The material below should be written out in full and exactly; pictures stay out of the copy.

###

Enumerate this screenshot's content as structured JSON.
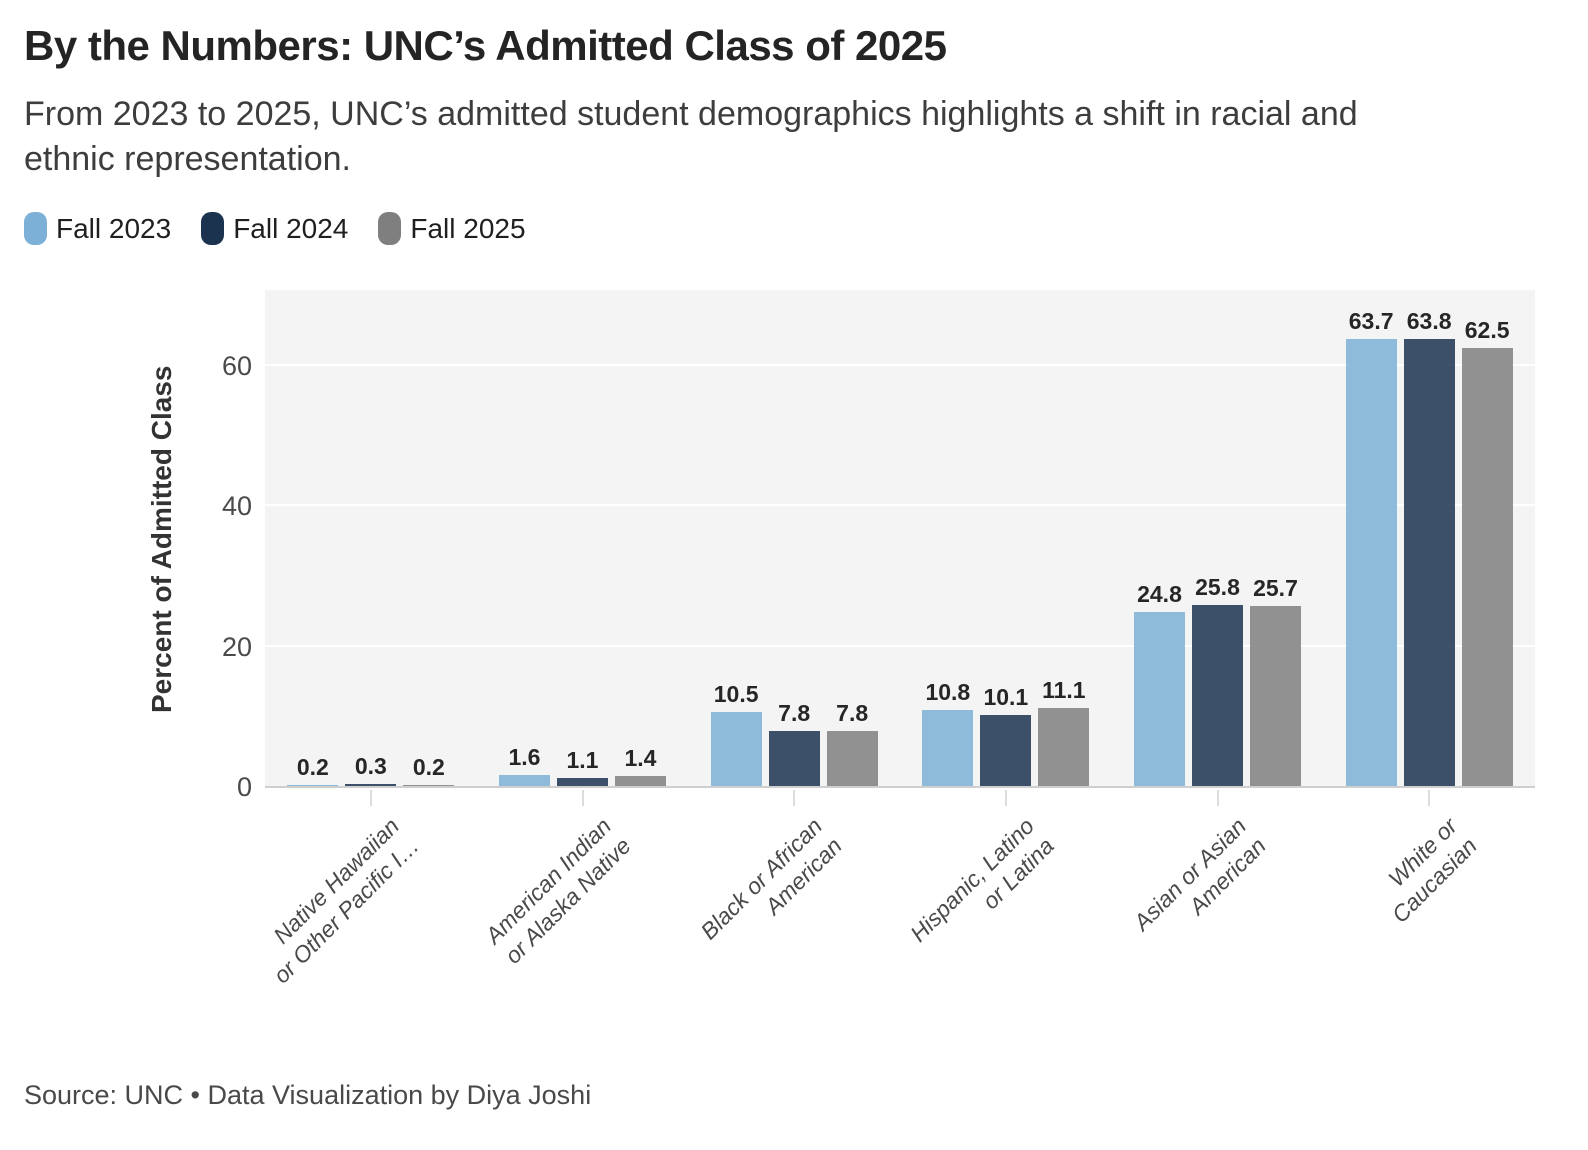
{
  "header": {
    "title": "By the Numbers: UNC’s Admitted Class of 2025",
    "subtitle": "From 2023 to 2025, UNC’s admitted student demographics highlights a shift in racial and ethnic representation."
  },
  "chart_data": {
    "type": "bar",
    "title": "By the Numbers: UNC’s Admitted Class of 2025",
    "subtitle": "From 2023 to 2025, UNC’s admitted student demographics highlights a shift in racial and ethnic representation.",
    "ylabel": "Percent of Admitted Class",
    "xlabel": "",
    "yticks": [
      0,
      20,
      40,
      60
    ],
    "ylim": [
      0,
      71
    ],
    "grid": true,
    "legend_position": "top-left",
    "plot_background": "#f4f4f4",
    "bar_opacity": 0.85,
    "categories": [
      {
        "label": "Native Hawaiian or Other Pacific I…",
        "line1": "Native Hawaiian",
        "line2": "or Other Pacific I…"
      },
      {
        "label": "American Indian or Alaska Native",
        "line1": "American Indian",
        "line2": "or Alaska Native"
      },
      {
        "label": "Black or African American",
        "line1": "Black or African",
        "line2": "American"
      },
      {
        "label": "Hispanic, Latino or Latina",
        "line1": "Hispanic, Latino",
        "line2": "or Latina"
      },
      {
        "label": "Asian or Asian American",
        "line1": "Asian or Asian",
        "line2": "American"
      },
      {
        "label": "White or Caucasian",
        "line1": "White or",
        "line2": "Caucasian"
      }
    ],
    "series": [
      {
        "name": "Fall 2023",
        "color": "#7CB0D6",
        "values": [
          0.2,
          1.6,
          10.5,
          10.8,
          24.8,
          63.7
        ]
      },
      {
        "name": "Fall 2024",
        "color": "#1C3350",
        "values": [
          0.3,
          1.1,
          7.8,
          10.1,
          25.8,
          63.8
        ]
      },
      {
        "name": "Fall 2025",
        "color": "#7F7F7F",
        "values": [
          0.2,
          1.4,
          7.8,
          11.1,
          25.7,
          62.5
        ]
      }
    ]
  },
  "footer": {
    "source": "Source: UNC • Data Visualization by Diya Joshi"
  }
}
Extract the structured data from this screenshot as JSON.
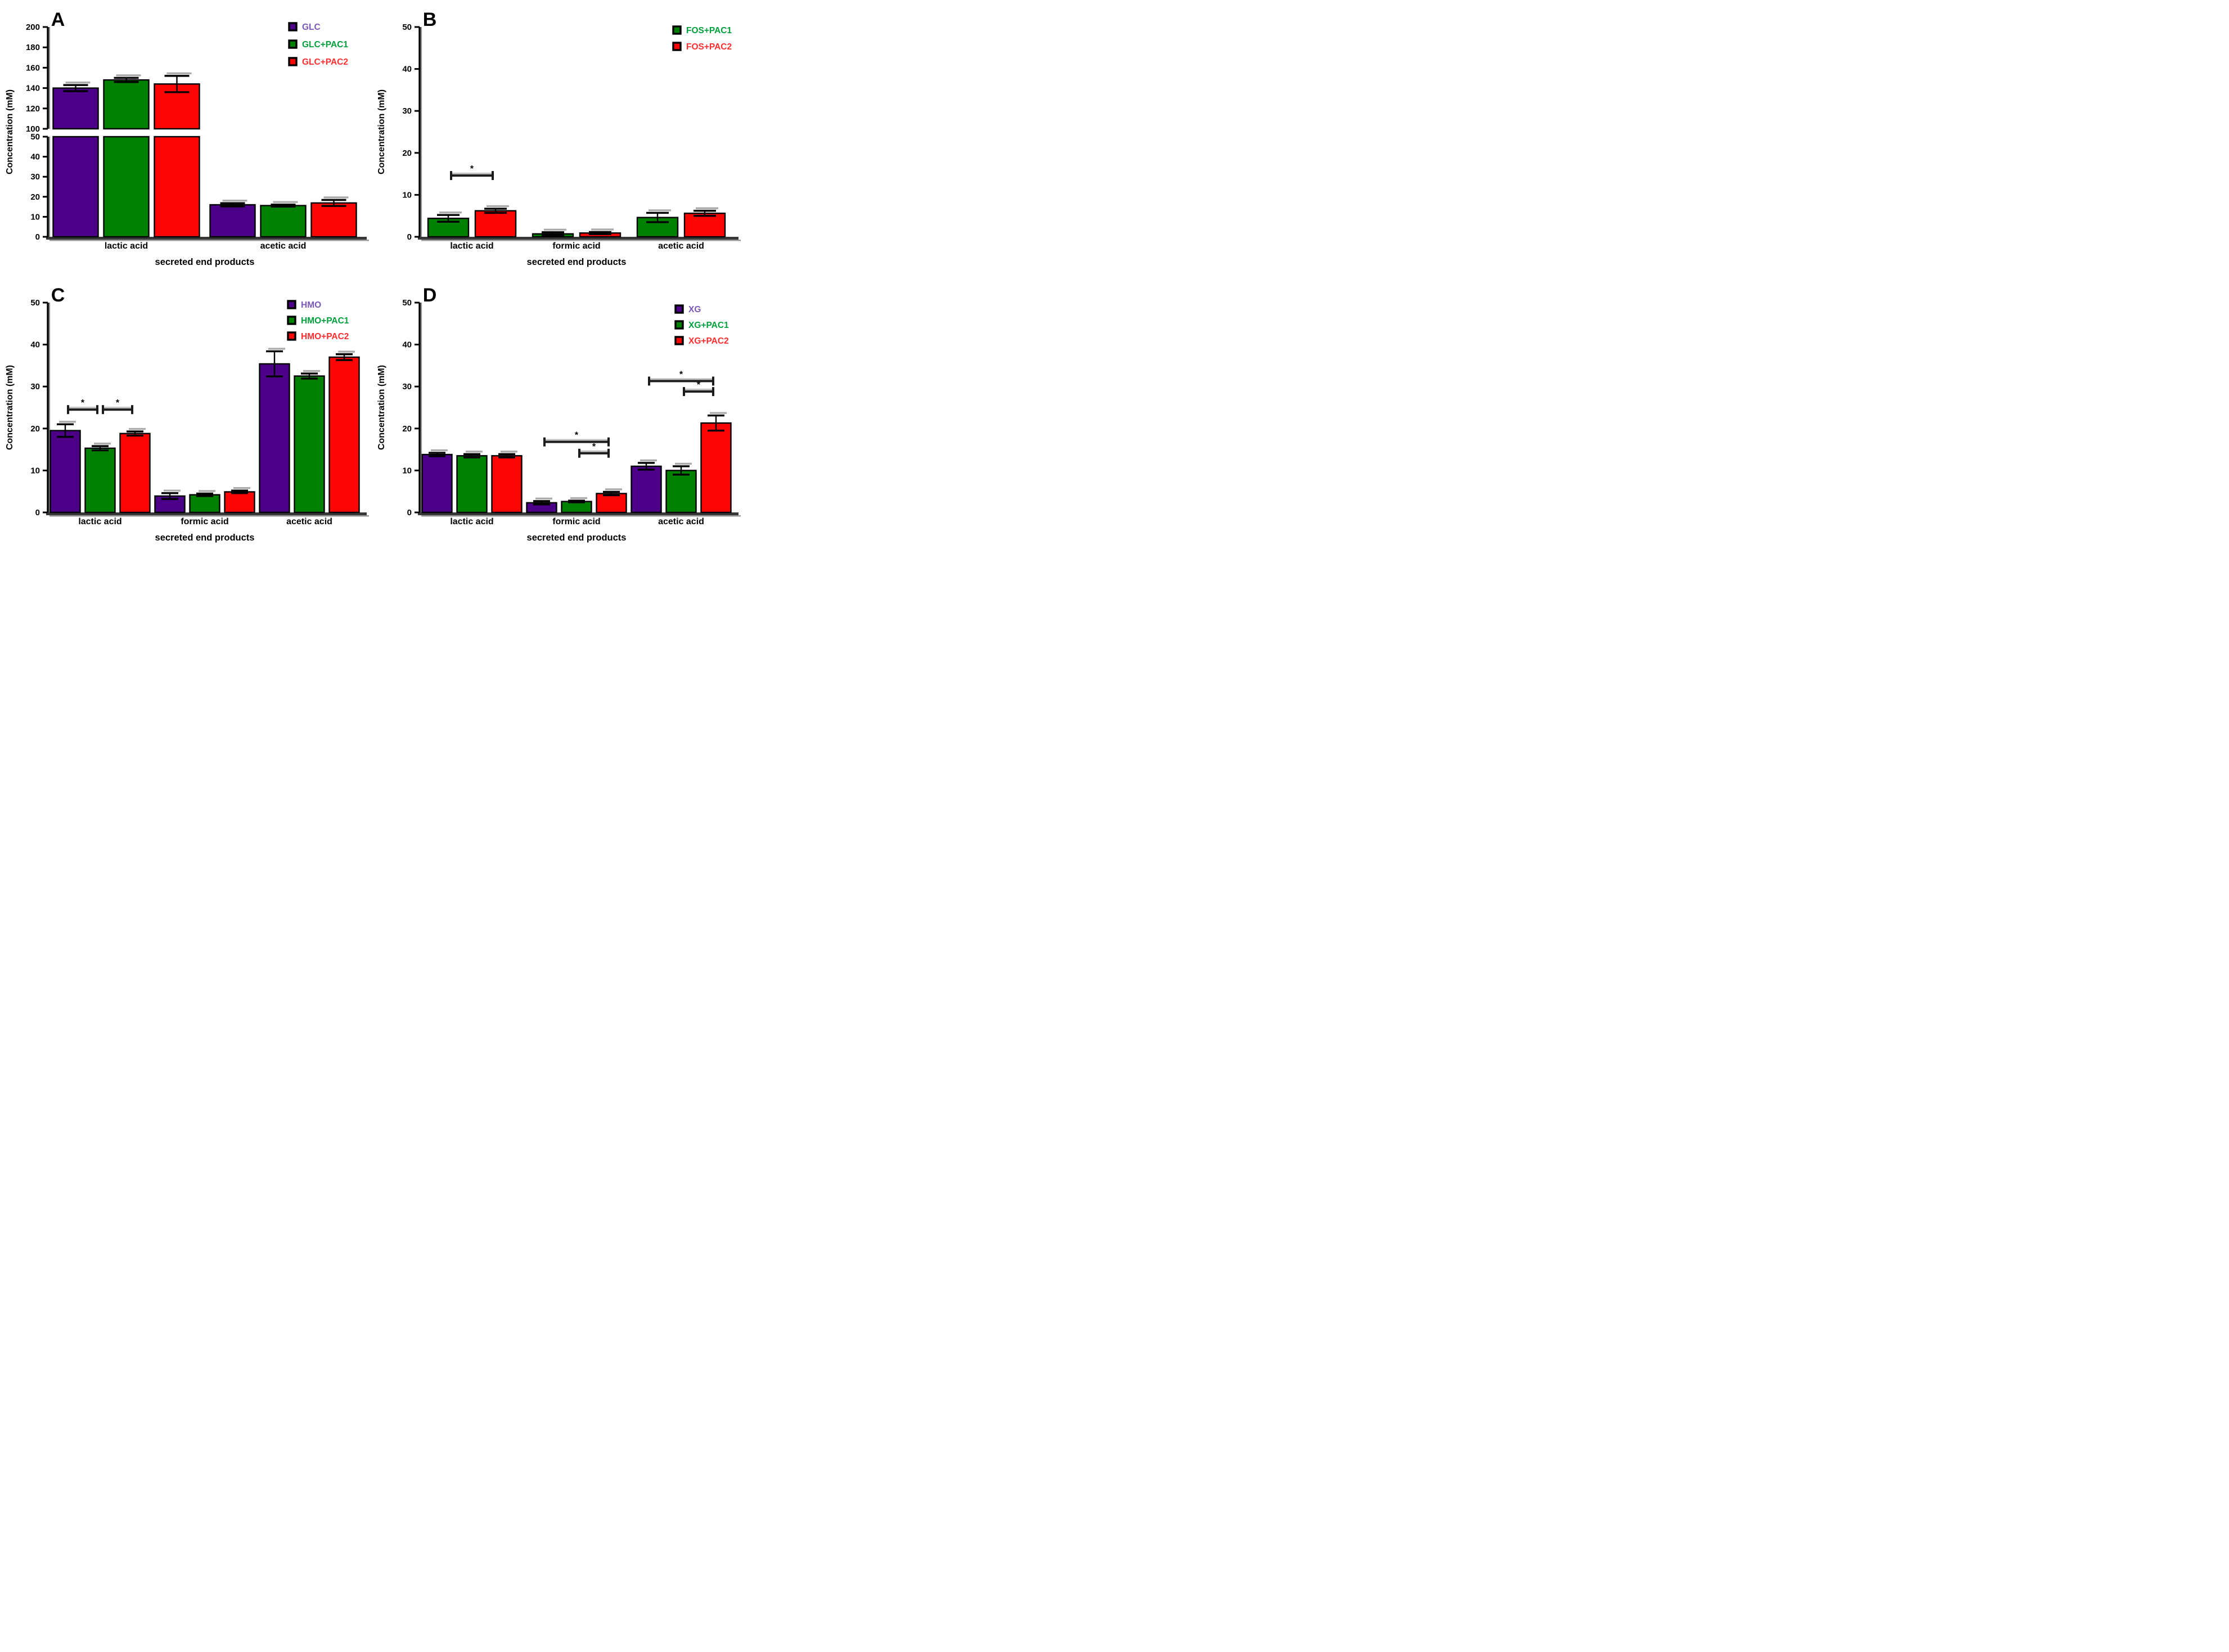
{
  "figure": {
    "background": "#ffffff",
    "ylabel": "Concentration (mM)",
    "xlabel": "secreted end products"
  },
  "chart_data": [
    {
      "panel_letter": "A",
      "type": "bar",
      "ylabel": "Concentration (mM)",
      "xlabel": "secreted end products",
      "categories": [
        "lactic acid",
        "acetic acid"
      ],
      "axis_break": true,
      "ylim_lower": [
        0,
        50
      ],
      "ylim_upper": [
        100,
        200
      ],
      "yticks_lower": [
        0,
        10,
        20,
        30,
        40,
        50
      ],
      "yticks_upper": [
        100,
        120,
        140,
        160,
        180,
        200
      ],
      "grid": false,
      "legend_position": "top-right",
      "series": [
        {
          "name": "GLC",
          "color": "#4B0087",
          "label_color": "#7B57B8",
          "values": [
            140,
            16.0
          ],
          "errors": [
            3,
            0.8
          ]
        },
        {
          "name": "GLC+PAC1",
          "color": "#008000",
          "label_color": "#00A03C",
          "values": [
            148,
            15.6
          ],
          "errors": [
            2,
            0.5
          ]
        },
        {
          "name": "GLC+PAC2",
          "color": "#FB0505",
          "label_color": "#FF2E2E",
          "values": [
            144,
            16.9
          ],
          "errors": [
            8,
            1.5
          ]
        }
      ],
      "brackets": []
    },
    {
      "panel_letter": "B",
      "type": "bar",
      "ylabel": "Concentration (mM)",
      "xlabel": "secreted end products",
      "categories": [
        "lactic acid",
        "formic acid",
        "acetic acid"
      ],
      "axis_break": false,
      "ylim": [
        0,
        50
      ],
      "yticks": [
        0,
        10,
        20,
        30,
        40,
        50
      ],
      "grid": false,
      "legend_position": "top-right",
      "series": [
        {
          "name": "FOS+PAC1",
          "color": "#008000",
          "label_color": "#00A03C",
          "values": [
            4.4,
            0.7,
            4.6
          ],
          "errors": [
            0.8,
            0.4,
            1.1
          ]
        },
        {
          "name": "FOS+PAC2",
          "color": "#FB0505",
          "label_color": "#FF2E2E",
          "values": [
            6.2,
            0.9,
            5.6
          ],
          "errors": [
            0.5,
            0.25,
            0.6
          ]
        }
      ],
      "brackets": [
        {
          "category": 0,
          "from": 0,
          "to": 1,
          "y": 14.6,
          "label": "*"
        }
      ]
    },
    {
      "panel_letter": "C",
      "type": "bar",
      "ylabel": "Concentration (mM)",
      "xlabel": "secreted end products",
      "categories": [
        "lactic acid",
        "formic acid",
        "acetic acid"
      ],
      "axis_break": false,
      "ylim": [
        0,
        50
      ],
      "yticks": [
        0,
        10,
        20,
        30,
        40,
        50
      ],
      "grid": false,
      "legend_position": "top-right",
      "series": [
        {
          "name": "HMO",
          "color": "#4B0087",
          "label_color": "#7B57B8",
          "values": [
            19.5,
            3.9,
            35.4
          ],
          "errors": [
            1.5,
            0.7,
            3.0
          ]
        },
        {
          "name": "HMO+PAC1",
          "color": "#008000",
          "label_color": "#00A03C",
          "values": [
            15.3,
            4.2,
            32.5
          ],
          "errors": [
            0.5,
            0.3,
            0.6
          ]
        },
        {
          "name": "HMO+PAC2",
          "color": "#FB0505",
          "label_color": "#FF2E2E",
          "values": [
            18.8,
            4.9,
            37.0
          ],
          "errors": [
            0.5,
            0.3,
            0.7
          ]
        }
      ],
      "brackets": [
        {
          "category": 0,
          "from": 0,
          "to": 1,
          "y": 24.5,
          "label": "*"
        },
        {
          "category": 0,
          "from": 1,
          "to": 2,
          "y": 24.5,
          "label": "*"
        }
      ]
    },
    {
      "panel_letter": "D",
      "type": "bar",
      "ylabel": "Concentration (mM)",
      "xlabel": "secreted end products",
      "categories": [
        "lactic acid",
        "formic acid",
        "acetic acid"
      ],
      "axis_break": false,
      "ylim": [
        0,
        50
      ],
      "yticks": [
        0,
        10,
        20,
        30,
        40,
        50
      ],
      "grid": false,
      "legend_position": "top-right",
      "series": [
        {
          "name": "XG",
          "color": "#4B0087",
          "label_color": "#7B57B8",
          "values": [
            13.8,
            2.3,
            11.0
          ],
          "errors": [
            0.4,
            0.4,
            0.8
          ]
        },
        {
          "name": "XG+PAC1",
          "color": "#008000",
          "label_color": "#00A03C",
          "values": [
            13.5,
            2.6,
            10.0
          ],
          "errors": [
            0.4,
            0.2,
            1.0
          ]
        },
        {
          "name": "XG+PAC2",
          "color": "#FB0505",
          "label_color": "#FF2E2E",
          "values": [
            13.5,
            4.5,
            21.3
          ],
          "errors": [
            0.4,
            0.4,
            1.8
          ]
        }
      ],
      "brackets": [
        {
          "category": 1,
          "from": 0,
          "to": 2,
          "y": 16.8,
          "label": "*"
        },
        {
          "category": 1,
          "from": 1,
          "to": 2,
          "y": 14.1,
          "label": "*"
        },
        {
          "category": 2,
          "from": 0,
          "to": 2,
          "y": 31.3,
          "label": "*"
        },
        {
          "category": 2,
          "from": 1,
          "to": 2,
          "y": 28.8,
          "label": "*"
        }
      ]
    }
  ]
}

###

• [FINAL RESULT]
Enumerate this screenshot's content as structured JSON.
{
  "header": {
    "title": "By the Numbers: UNC’s Admitted Class of 2025",
    "subtitle": "From 2023 to 2025, UNC’s admitted student demographics highlights a shift in racial and ethnic representation."
  },
  "chart_data": {
    "type": "bar",
    "title": "By the Numbers: UNC’s Admitted Class of 2025",
    "subtitle": "From 2023 to 2025, UNC’s admitted student demographics highlights a shift in racial and ethnic representation.",
    "ylabel": "Percent of Admitted Class",
    "xlabel": "",
    "yticks": [
      0,
      20,
      40,
      60
    ],
    "ylim": [
      0,
      71
    ],
    "grid": true,
    "legend_position": "top-left",
    "plot_background": "#f4f4f4",
    "bar_opacity": 0.85,
    "categories": [
      {
        "label": "Native Hawaiian or Other Pacific I…",
        "line1": "Native Hawaiian",
        "line2": "or Other Pacific I…"
      },
      {
        "label": "American Indian or Alaska Native",
        "line1": "American Indian",
        "line2": "or Alaska Native"
      },
      {
        "label": "Black or African American",
        "line1": "Black or African",
        "line2": "American"
      },
      {
        "label": "Hispanic, Latino or Latina",
        "line1": "Hispanic, Latino",
        "line2": "or Latina"
      },
      {
        "label": "Asian or Asian American",
        "line1": "Asian or Asian",
        "line2": "American"
      },
      {
        "label": "White or Caucasian",
        "line1": "White or",
        "line2": "Caucasian"
      }
    ],
    "series": [
      {
        "name": "Fall 2023",
        "color": "#7CB0D6",
        "values": [
          0.2,
          1.6,
          10.5,
          10.8,
          24.8,
          63.7
        ]
      },
      {
        "name": "Fall 2024",
        "color": "#1C3350",
        "values": [
          0.3,
          1.1,
          7.8,
          10.1,
          25.8,
          63.8
        ]
      },
      {
        "name": "Fall 2025",
        "color": "#7F7F7F",
        "values": [
          0.2,
          1.4,
          7.8,
          11.1,
          25.7,
          62.5
        ]
      }
    ]
  },
  "footer": {
    "source": "Source: UNC • Data Visualization by Diya Joshi"
  }
}
Extract the structured data from this screenshot as JSON.
{
  "figure": {
    "background": "#ffffff",
    "ylabel": "Concentration (mM)",
    "xlabel": "secreted end products"
  },
  "chart_data": [
    {
      "panel_letter": "A",
      "type": "bar",
      "ylabel": "Concentration (mM)",
      "xlabel": "secreted end products",
      "categories": [
        "lactic acid",
        "acetic acid"
      ],
      "axis_break": true,
      "ylim_lower": [
        0,
        50
      ],
      "ylim_upper": [
        100,
        200
      ],
      "yticks_lower": [
        0,
        10,
        20,
        30,
        40,
        50
      ],
      "yticks_upper": [
        100,
        120,
        140,
        160,
        180,
        200
      ],
      "grid": false,
      "legend_position": "top-right",
      "series": [
        {
          "name": "GLC",
          "color": "#4B0087",
          "label_color": "#7B57B8",
          "values": [
            140,
            16.0
          ],
          "errors": [
            3,
            0.8
          ]
        },
        {
          "name": "GLC+PAC1",
          "color": "#008000",
          "label_color": "#00A03C",
          "values": [
            148,
            15.6
          ],
          "errors": [
            2,
            0.5
          ]
        },
        {
          "name": "GLC+PAC2",
          "color": "#FB0505",
          "label_color": "#FF2E2E",
          "values": [
            144,
            16.9
          ],
          "errors": [
            8,
            1.5
          ]
        }
      ],
      "brackets": []
    },
    {
      "panel_letter": "B",
      "type": "bar",
      "ylabel": "Concentration (mM)",
      "xlabel": "secreted end products",
      "categories": [
        "lactic acid",
        "formic acid",
        "acetic acid"
      ],
      "axis_break": false,
      "ylim": [
        0,
        50
      ],
      "yticks": [
        0,
        10,
        20,
        30,
        40,
        50
      ],
      "grid": false,
      "legend_position": "top-right",
      "series": [
        {
          "name": "FOS+PAC1",
          "color": "#008000",
          "label_color": "#00A03C",
          "values": [
            4.4,
            0.7,
            4.6
          ],
          "errors": [
            0.8,
            0.4,
            1.1
          ]
        },
        {
          "name": "FOS+PAC2",
          "color": "#FB0505",
          "label_color": "#FF2E2E",
          "values": [
            6.2,
            0.9,
            5.6
          ],
          "errors": [
            0.5,
            0.25,
            0.6
          ]
        }
      ],
      "brackets": [
        {
          "category": 0,
          "from": 0,
          "to": 1,
          "y": 14.6,
          "label": "*"
        }
      ]
    },
    {
      "panel_letter": "C",
      "type": "bar",
      "ylabel": "Concentration (mM)",
      "xlabel": "secreted end products",
      "categories": [
        "lactic acid",
        "formic acid",
        "acetic acid"
      ],
      "axis_break": false,
      "ylim": [
        0,
        50
      ],
      "yticks": [
        0,
        10,
        20,
        30,
        40,
        50
      ],
      "grid": false,
      "legend_position": "top-right",
      "series": [
        {
          "name": "HMO",
          "color": "#4B0087",
          "label_color": "#7B57B8",
          "values": [
            19.5,
            3.9,
            35.4
          ],
          "errors": [
            1.5,
            0.7,
            3.0
          ]
        },
        {
          "name": "HMO+PAC1",
          "color": "#008000",
          "label_color": "#00A03C",
          "values": [
            15.3,
            4.2,
            32.5
          ],
          "errors": [
            0.5,
            0.3,
            0.6
          ]
        },
        {
          "name": "HMO+PAC2",
          "color": "#FB0505",
          "label_color": "#FF2E2E",
          "values": [
            18.8,
            4.9,
            37.0
          ],
          "errors": [
            0.5,
            0.3,
            0.7
          ]
        }
      ],
      "brackets": [
        {
          "category": 0,
          "from": 0,
          "to": 1,
          "y": 24.5,
          "label": "*"
        },
        {
          "category": 0,
          "from": 1,
          "to": 2,
          "y": 24.5,
          "label": "*"
        }
      ]
    },
    {
      "panel_letter": "D",
      "type": "bar",
      "ylabel": "Concentration (mM)",
      "xlabel": "secreted end products",
      "categories": [
        "lactic acid",
        "formic acid",
        "acetic acid"
      ],
      "axis_break": false,
      "ylim": [
        0,
        50
      ],
      "yticks": [
        0,
        10,
        20,
        30,
        40,
        50
      ],
      "grid": false,
      "legend_position": "top-right",
      "series": [
        {
          "name": "XG",
          "color": "#4B0087",
          "label_color": "#7B57B8",
          "values": [
            13.8,
            2.3,
            11.0
          ],
          "errors": [
            0.4,
            0.4,
            0.8
          ]
        },
        {
          "name": "XG+PAC1",
          "color": "#008000",
          "label_color": "#00A03C",
          "values": [
            13.5,
            2.6,
            10.0
          ],
          "errors": [
            0.4,
            0.2,
            1.0
          ]
        },
        {
          "name": "XG+PAC2",
          "color": "#FB0505",
          "label_color": "#FF2E2E",
          "values": [
            13.5,
            4.5,
            21.3
          ],
          "errors": [
            0.4,
            0.4,
            1.8
          ]
        }
      ],
      "brackets": [
        {
          "category": 1,
          "from": 0,
          "to": 2,
          "y": 16.8,
          "label": "*"
        },
        {
          "category": 1,
          "from": 1,
          "to": 2,
          "y": 14.1,
          "label": "*"
        },
        {
          "category": 2,
          "from": 0,
          "to": 2,
          "y": 31.3,
          "label": "*"
        },
        {
          "category": 2,
          "from": 1,
          "to": 2,
          "y": 28.8,
          "label": "*"
        }
      ]
    }
  ]
}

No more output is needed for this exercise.